* Short task:
Reproduce the records exactly.

* Collection entries:
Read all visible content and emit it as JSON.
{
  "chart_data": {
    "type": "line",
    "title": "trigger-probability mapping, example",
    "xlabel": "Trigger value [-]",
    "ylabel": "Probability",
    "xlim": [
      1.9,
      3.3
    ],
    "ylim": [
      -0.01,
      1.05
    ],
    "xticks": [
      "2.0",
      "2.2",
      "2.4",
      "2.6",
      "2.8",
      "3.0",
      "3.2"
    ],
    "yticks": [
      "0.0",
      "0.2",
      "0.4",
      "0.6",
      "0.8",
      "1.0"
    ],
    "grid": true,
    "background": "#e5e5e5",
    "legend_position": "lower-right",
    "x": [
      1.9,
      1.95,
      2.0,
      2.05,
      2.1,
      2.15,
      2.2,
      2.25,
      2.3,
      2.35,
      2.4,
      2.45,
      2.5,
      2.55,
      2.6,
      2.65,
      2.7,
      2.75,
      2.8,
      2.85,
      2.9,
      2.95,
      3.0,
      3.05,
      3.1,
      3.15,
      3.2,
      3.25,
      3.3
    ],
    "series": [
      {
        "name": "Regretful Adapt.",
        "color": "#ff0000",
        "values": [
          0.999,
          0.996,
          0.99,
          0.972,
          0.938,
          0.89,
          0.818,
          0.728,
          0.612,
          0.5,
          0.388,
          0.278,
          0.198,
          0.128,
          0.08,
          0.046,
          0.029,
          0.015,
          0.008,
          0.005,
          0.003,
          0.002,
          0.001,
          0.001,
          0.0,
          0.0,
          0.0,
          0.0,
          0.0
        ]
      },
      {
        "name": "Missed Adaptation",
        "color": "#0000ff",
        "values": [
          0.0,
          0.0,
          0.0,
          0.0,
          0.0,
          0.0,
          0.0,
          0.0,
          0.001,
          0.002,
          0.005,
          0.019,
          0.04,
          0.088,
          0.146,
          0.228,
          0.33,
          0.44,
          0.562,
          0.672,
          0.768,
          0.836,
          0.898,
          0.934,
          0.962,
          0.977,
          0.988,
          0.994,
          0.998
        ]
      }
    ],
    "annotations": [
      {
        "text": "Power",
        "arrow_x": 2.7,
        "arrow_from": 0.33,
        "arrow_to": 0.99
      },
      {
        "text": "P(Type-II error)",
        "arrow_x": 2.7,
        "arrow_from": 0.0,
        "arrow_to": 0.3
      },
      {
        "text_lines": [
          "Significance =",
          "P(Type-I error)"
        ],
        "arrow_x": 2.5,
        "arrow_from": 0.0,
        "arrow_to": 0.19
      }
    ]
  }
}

* Task answer:
Read all visible content and emit it as JSON.
{
  "chart_data": {
    "type": "line",
    "title": "trigger-probability mapping, example",
    "xlabel": "Trigger value [-]",
    "ylabel": "Probability",
    "xlim": [
      1.9,
      3.3
    ],
    "ylim": [
      -0.01,
      1.05
    ],
    "xticks": [
      "2.0",
      "2.2",
      "2.4",
      "2.6",
      "2.8",
      "3.0",
      "3.2"
    ],
    "yticks": [
      "0.0",
      "0.2",
      "0.4",
      "0.6",
      "0.8",
      "1.0"
    ],
    "grid": true,
    "background": "#e5e5e5",
    "legend_position": "lower-right",
    "x": [
      1.9,
      1.95,
      2.0,
      2.05,
      2.1,
      2.15,
      2.2,
      2.25,
      2.3,
      2.35,
      2.4,
      2.45,
      2.5,
      2.55,
      2.6,
      2.65,
      2.7,
      2.75,
      2.8,
      2.85,
      2.9,
      2.95,
      3.0,
      3.05,
      3.1,
      3.15,
      3.2,
      3.25,
      3.3
    ],
    "series": [
      {
        "name": "Regretful Adapt.",
        "color": "#ff0000",
        "values": [
          0.999,
          0.996,
          0.99,
          0.972,
          0.938,
          0.89,
          0.818,
          0.728,
          0.612,
          0.5,
          0.388,
          0.278,
          0.198,
          0.128,
          0.08,
          0.046,
          0.029,
          0.015,
          0.008,
          0.005,
          0.003,
          0.002,
          0.001,
          0.001,
          0.0,
          0.0,
          0.0,
          0.0,
          0.0
        ]
      },
      {
        "name": "Missed Adaptation",
        "color": "#0000ff",
        "values": [
          0.0,
          0.0,
          0.0,
          0.0,
          0.0,
          0.0,
          0.0,
          0.0,
          0.001,
          0.002,
          0.005,
          0.019,
          0.04,
          0.088,
          0.146,
          0.228,
          0.33,
          0.44,
          0.562,
          0.672,
          0.768,
          0.836,
          0.898,
          0.934,
          0.962,
          0.977,
          0.988,
          0.994,
          0.998
        ]
      }
    ],
    "annotations": [
      {
        "text": "Power",
        "arrow_x": 2.7,
        "arrow_from": 0.33,
        "arrow_to": 0.99
      },
      {
        "text": "P(Type-II error)",
        "arrow_x": 2.7,
        "arrow_from": 0.0,
        "arrow_to": 0.3
      },
      {
        "text_lines": [
          "Significance =",
          "P(Type-I error)"
        ],
        "arrow_x": 2.5,
        "arrow_from": 0.0,
        "arrow_to": 0.19
      }
    ]
  }
}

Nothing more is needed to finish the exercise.